■ RECORDS SUPPLIED ■
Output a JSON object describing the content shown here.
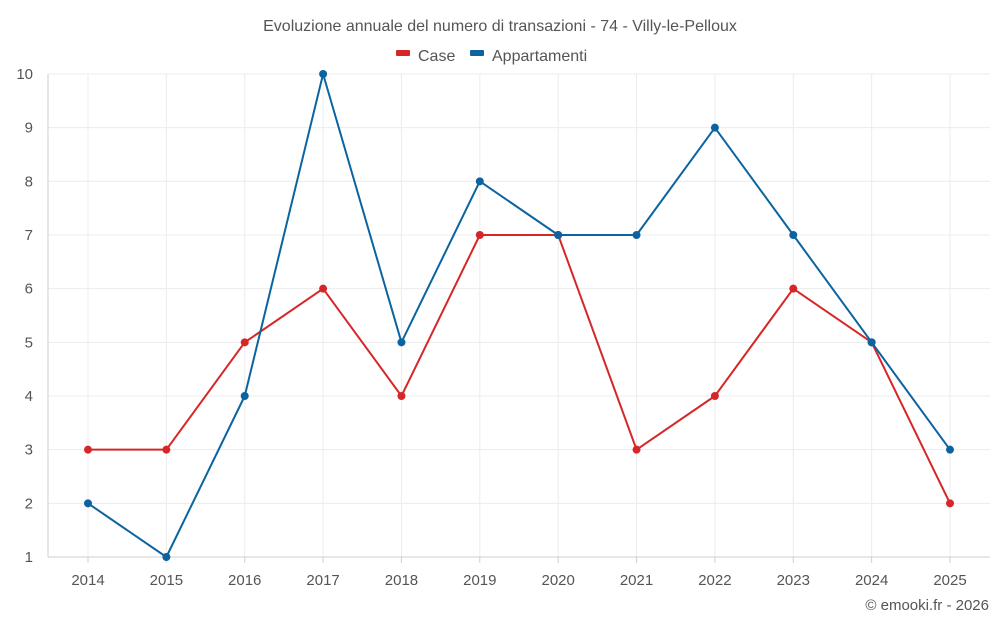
{
  "chart_data": {
    "type": "line",
    "title": "Evoluzione annuale del numero di transazioni - 74 - Villy-le-Pelloux",
    "x": [
      "2014",
      "2015",
      "2016",
      "2017",
      "2018",
      "2019",
      "2020",
      "2021",
      "2022",
      "2023",
      "2024",
      "2025"
    ],
    "series": [
      {
        "name": "Case",
        "color": "#d62728",
        "values": [
          3,
          3,
          5,
          6,
          4,
          7,
          7,
          3,
          4,
          6,
          5,
          2
        ]
      },
      {
        "name": "Appartamenti",
        "color": "#0b64a0",
        "values": [
          2,
          1,
          4,
          10,
          5,
          8,
          7,
          7,
          9,
          7,
          5,
          3
        ]
      }
    ],
    "ylim": [
      1,
      10
    ],
    "yticks": [
      1,
      2,
      3,
      4,
      5,
      6,
      7,
      8,
      9,
      10
    ],
    "grid": true,
    "legend_position": "top-center"
  },
  "credit": "© emooki.fr - 2026"
}
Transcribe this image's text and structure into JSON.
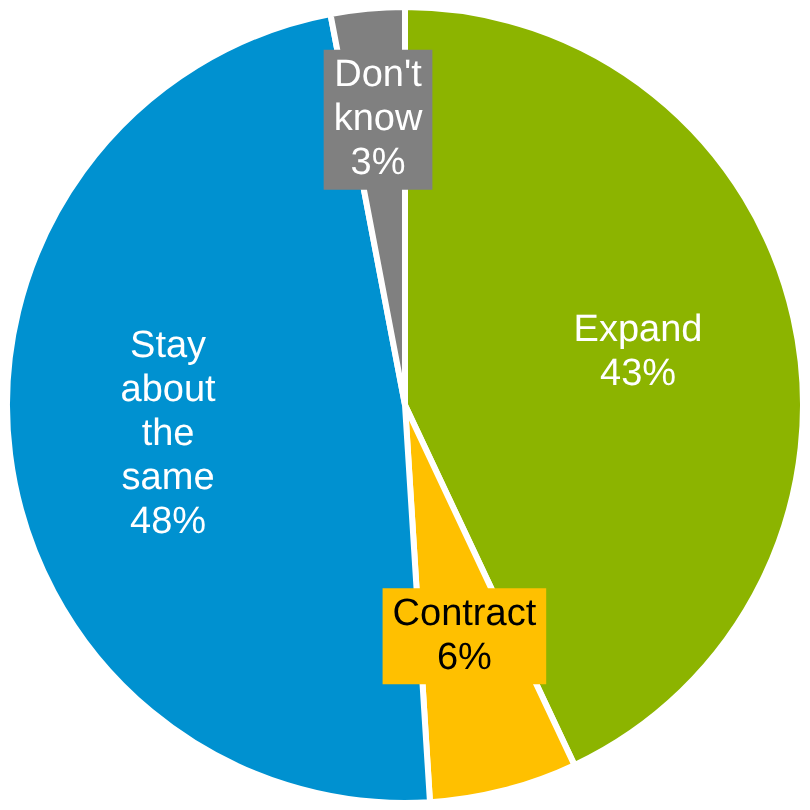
{
  "chart_data": {
    "type": "pie",
    "categories": [
      "Expand",
      "Contract",
      "Stay about the same",
      "Don't know"
    ],
    "values": [
      43,
      6,
      48,
      3
    ],
    "colors": [
      "#8cb400",
      "#ffc000",
      "#0091d0",
      "#808080"
    ],
    "value_labels": [
      "43%",
      "6%",
      "48%",
      "3%"
    ],
    "legend": false
  }
}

■ STATED TASK ■
Find every line that holds "JSON" and copy it.

■ WORKED ANSWER ■
Output a JSON object describing the content shown here.
Transcribe this image's text and structure into JSON.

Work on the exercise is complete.